Dataset records
* * * *

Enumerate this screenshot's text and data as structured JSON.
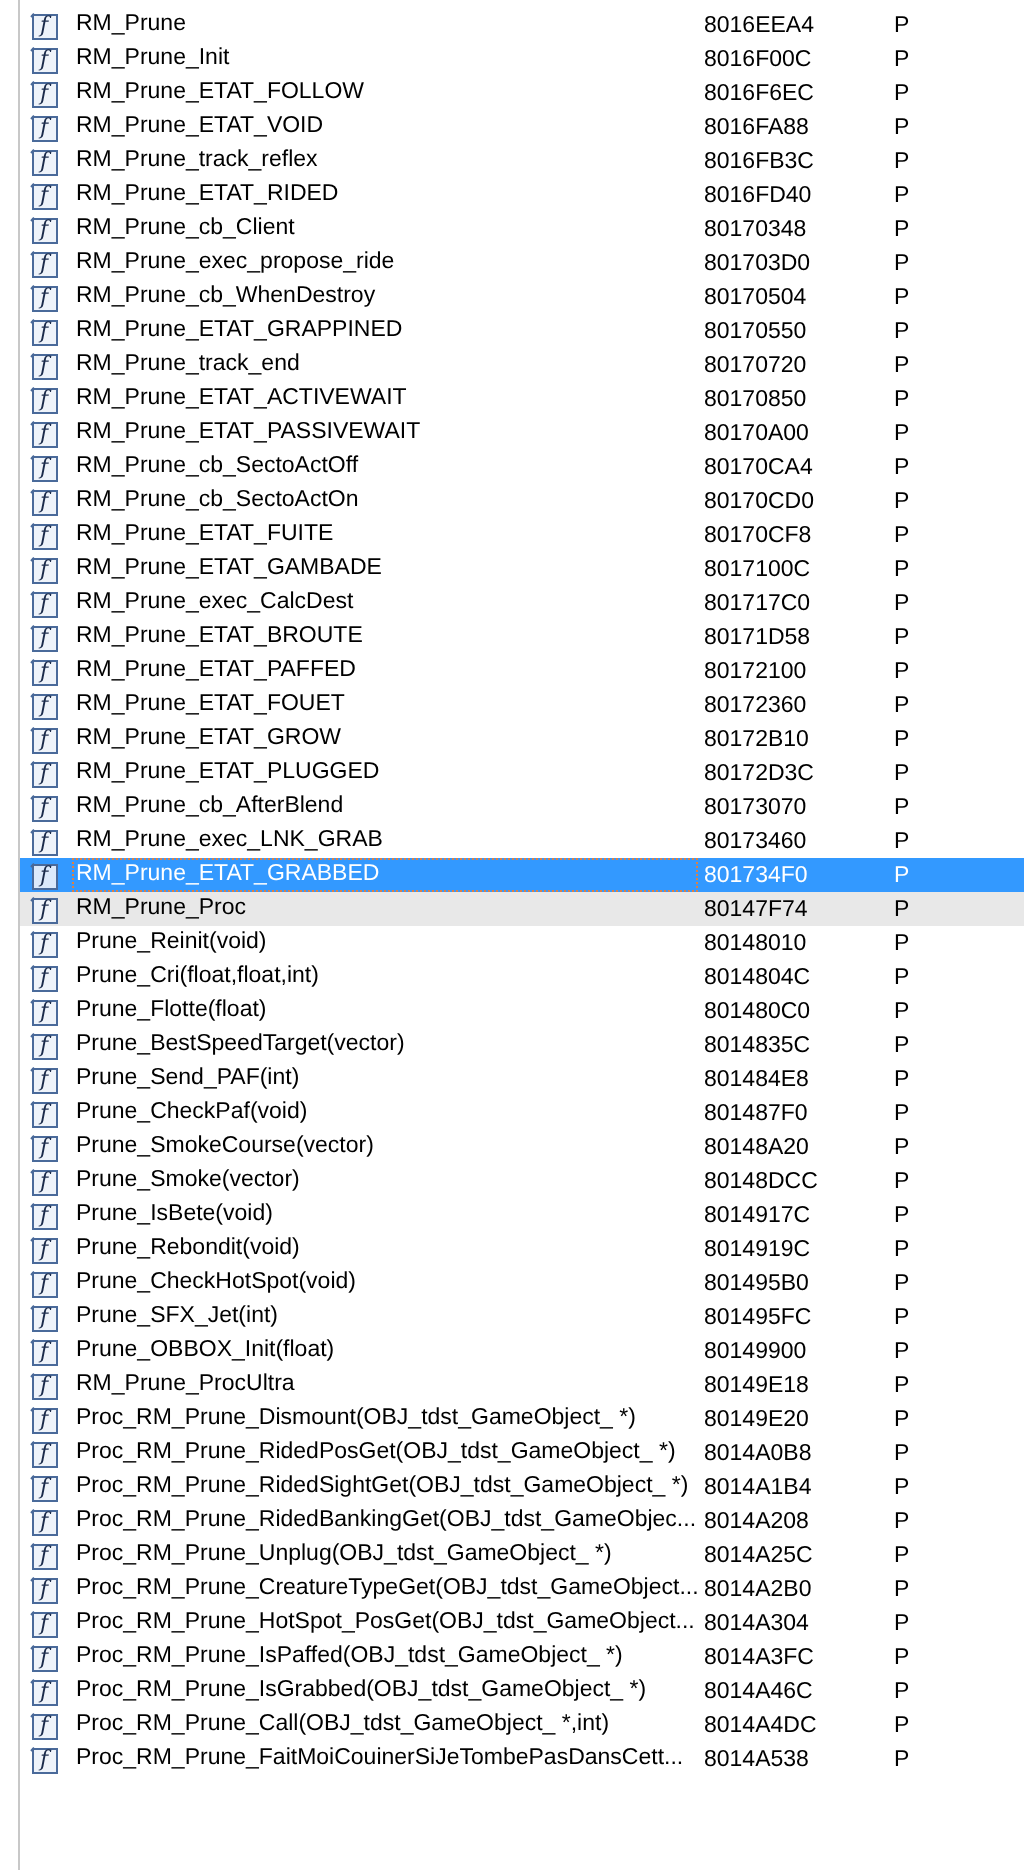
{
  "functions": [
    {
      "icon": "f",
      "name": "RM_Prune",
      "address": "8016EEA4",
      "segment": "P",
      "selected": false,
      "hovered": false
    },
    {
      "icon": "f",
      "name": "RM_Prune_Init",
      "address": "8016F00C",
      "segment": "P",
      "selected": false,
      "hovered": false
    },
    {
      "icon": "f",
      "name": "RM_Prune_ETAT_FOLLOW",
      "address": "8016F6EC",
      "segment": "P",
      "selected": false,
      "hovered": false
    },
    {
      "icon": "f",
      "name": "RM_Prune_ETAT_VOID",
      "address": "8016FA88",
      "segment": "P",
      "selected": false,
      "hovered": false
    },
    {
      "icon": "f",
      "name": "RM_Prune_track_reflex",
      "address": "8016FB3C",
      "segment": "P",
      "selected": false,
      "hovered": false
    },
    {
      "icon": "f",
      "name": "RM_Prune_ETAT_RIDED",
      "address": "8016FD40",
      "segment": "P",
      "selected": false,
      "hovered": false
    },
    {
      "icon": "f",
      "name": "RM_Prune_cb_Client",
      "address": "80170348",
      "segment": "P",
      "selected": false,
      "hovered": false
    },
    {
      "icon": "f",
      "name": "RM_Prune_exec_propose_ride",
      "address": "801703D0",
      "segment": "P",
      "selected": false,
      "hovered": false
    },
    {
      "icon": "f",
      "name": "RM_Prune_cb_WhenDestroy",
      "address": "80170504",
      "segment": "P",
      "selected": false,
      "hovered": false
    },
    {
      "icon": "f",
      "name": "RM_Prune_ETAT_GRAPPINED",
      "address": "80170550",
      "segment": "P",
      "selected": false,
      "hovered": false
    },
    {
      "icon": "f",
      "name": "RM_Prune_track_end",
      "address": "80170720",
      "segment": "P",
      "selected": false,
      "hovered": false
    },
    {
      "icon": "f",
      "name": "RM_Prune_ETAT_ACTIVEWAIT",
      "address": "80170850",
      "segment": "P",
      "selected": false,
      "hovered": false
    },
    {
      "icon": "f",
      "name": "RM_Prune_ETAT_PASSIVEWAIT",
      "address": "80170A00",
      "segment": "P",
      "selected": false,
      "hovered": false
    },
    {
      "icon": "f",
      "name": "RM_Prune_cb_SectoActOff",
      "address": "80170CA4",
      "segment": "P",
      "selected": false,
      "hovered": false
    },
    {
      "icon": "f",
      "name": "RM_Prune_cb_SectoActOn",
      "address": "80170CD0",
      "segment": "P",
      "selected": false,
      "hovered": false
    },
    {
      "icon": "f",
      "name": "RM_Prune_ETAT_FUITE",
      "address": "80170CF8",
      "segment": "P",
      "selected": false,
      "hovered": false
    },
    {
      "icon": "f",
      "name": "RM_Prune_ETAT_GAMBADE",
      "address": "8017100C",
      "segment": "P",
      "selected": false,
      "hovered": false
    },
    {
      "icon": "f",
      "name": "RM_Prune_exec_CalcDest",
      "address": "801717C0",
      "segment": "P",
      "selected": false,
      "hovered": false
    },
    {
      "icon": "f",
      "name": "RM_Prune_ETAT_BROUTE",
      "address": "80171D58",
      "segment": "P",
      "selected": false,
      "hovered": false
    },
    {
      "icon": "f",
      "name": "RM_Prune_ETAT_PAFFED",
      "address": "80172100",
      "segment": "P",
      "selected": false,
      "hovered": false
    },
    {
      "icon": "f",
      "name": "RM_Prune_ETAT_FOUET",
      "address": "80172360",
      "segment": "P",
      "selected": false,
      "hovered": false
    },
    {
      "icon": "f",
      "name": "RM_Prune_ETAT_GROW",
      "address": "80172B10",
      "segment": "P",
      "selected": false,
      "hovered": false
    },
    {
      "icon": "f",
      "name": "RM_Prune_ETAT_PLUGGED",
      "address": "80172D3C",
      "segment": "P",
      "selected": false,
      "hovered": false
    },
    {
      "icon": "f",
      "name": "RM_Prune_cb_AfterBlend",
      "address": "80173070",
      "segment": "P",
      "selected": false,
      "hovered": false
    },
    {
      "icon": "f",
      "name": "RM_Prune_exec_LNK_GRAB",
      "address": "80173460",
      "segment": "P",
      "selected": false,
      "hovered": false
    },
    {
      "icon": "f",
      "name": "RM_Prune_ETAT_GRABBED",
      "address": "801734F0",
      "segment": "P",
      "selected": true,
      "hovered": false
    },
    {
      "icon": "f",
      "name": "RM_Prune_Proc",
      "address": "80147F74",
      "segment": "P",
      "selected": false,
      "hovered": true
    },
    {
      "icon": "f",
      "name": "Prune_Reinit(void)",
      "address": "80148010",
      "segment": "P",
      "selected": false,
      "hovered": false
    },
    {
      "icon": "f",
      "name": "Prune_Cri(float,float,int)",
      "address": "8014804C",
      "segment": "P",
      "selected": false,
      "hovered": false
    },
    {
      "icon": "f",
      "name": "Prune_Flotte(float)",
      "address": "801480C0",
      "segment": "P",
      "selected": false,
      "hovered": false
    },
    {
      "icon": "f",
      "name": "Prune_BestSpeedTarget(vector)",
      "address": "8014835C",
      "segment": "P",
      "selected": false,
      "hovered": false
    },
    {
      "icon": "f",
      "name": "Prune_Send_PAF(int)",
      "address": "801484E8",
      "segment": "P",
      "selected": false,
      "hovered": false
    },
    {
      "icon": "f",
      "name": "Prune_CheckPaf(void)",
      "address": "801487F0",
      "segment": "P",
      "selected": false,
      "hovered": false
    },
    {
      "icon": "f",
      "name": "Prune_SmokeCourse(vector)",
      "address": "80148A20",
      "segment": "P",
      "selected": false,
      "hovered": false
    },
    {
      "icon": "f",
      "name": "Prune_Smoke(vector)",
      "address": "80148DCC",
      "segment": "P",
      "selected": false,
      "hovered": false
    },
    {
      "icon": "f",
      "name": "Prune_IsBete(void)",
      "address": "8014917C",
      "segment": "P",
      "selected": false,
      "hovered": false
    },
    {
      "icon": "f",
      "name": "Prune_Rebondit(void)",
      "address": "8014919C",
      "segment": "P",
      "selected": false,
      "hovered": false
    },
    {
      "icon": "f",
      "name": "Prune_CheckHotSpot(void)",
      "address": "801495B0",
      "segment": "P",
      "selected": false,
      "hovered": false
    },
    {
      "icon": "f",
      "name": "Prune_SFX_Jet(int)",
      "address": "801495FC",
      "segment": "P",
      "selected": false,
      "hovered": false
    },
    {
      "icon": "f",
      "name": "Prune_OBBOX_Init(float)",
      "address": "80149900",
      "segment": "P",
      "selected": false,
      "hovered": false
    },
    {
      "icon": "f",
      "name": "RM_Prune_ProcUltra",
      "address": "80149E18",
      "segment": "P",
      "selected": false,
      "hovered": false
    },
    {
      "icon": "f",
      "name": "Proc_RM_Prune_Dismount(OBJ_tdst_GameObject_ *)",
      "address": "80149E20",
      "segment": "P",
      "selected": false,
      "hovered": false
    },
    {
      "icon": "f",
      "name": "Proc_RM_Prune_RidedPosGet(OBJ_tdst_GameObject_ *)",
      "address": "8014A0B8",
      "segment": "P",
      "selected": false,
      "hovered": false
    },
    {
      "icon": "f",
      "name": "Proc_RM_Prune_RidedSightGet(OBJ_tdst_GameObject_ *)",
      "address": "8014A1B4",
      "segment": "P",
      "selected": false,
      "hovered": false
    },
    {
      "icon": "f",
      "name": "Proc_RM_Prune_RidedBankingGet(OBJ_tdst_GameObjec...",
      "address": "8014A208",
      "segment": "P",
      "selected": false,
      "hovered": false
    },
    {
      "icon": "f",
      "name": "Proc_RM_Prune_Unplug(OBJ_tdst_GameObject_ *)",
      "address": "8014A25C",
      "segment": "P",
      "selected": false,
      "hovered": false
    },
    {
      "icon": "f",
      "name": "Proc_RM_Prune_CreatureTypeGet(OBJ_tdst_GameObject...",
      "address": "8014A2B0",
      "segment": "P",
      "selected": false,
      "hovered": false
    },
    {
      "icon": "f",
      "name": "Proc_RM_Prune_HotSpot_PosGet(OBJ_tdst_GameObject...",
      "address": "8014A304",
      "segment": "P",
      "selected": false,
      "hovered": false
    },
    {
      "icon": "f",
      "name": "Proc_RM_Prune_IsPaffed(OBJ_tdst_GameObject_ *)",
      "address": "8014A3FC",
      "segment": "P",
      "selected": false,
      "hovered": false
    },
    {
      "icon": "f",
      "name": "Proc_RM_Prune_IsGrabbed(OBJ_tdst_GameObject_ *)",
      "address": "8014A46C",
      "segment": "P",
      "selected": false,
      "hovered": false
    },
    {
      "icon": "f",
      "name": "Proc_RM_Prune_Call(OBJ_tdst_GameObject_ *,int)",
      "address": "8014A4DC",
      "segment": "P",
      "selected": false,
      "hovered": false
    },
    {
      "icon": "f",
      "name": "Proc_RM_Prune_FaitMoiCouinerSiJeTombePasDansCett...",
      "address": "8014A538",
      "segment": "P",
      "selected": false,
      "hovered": false
    }
  ]
}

* * * *

List every line in the records above that contains the word "float".

**TASK RESULT**
      "name": "Prune_Cri(float,float,int)",
      "name": "Prune_Flotte(float)",
      "name": "Prune_OBBOX_Init(float)",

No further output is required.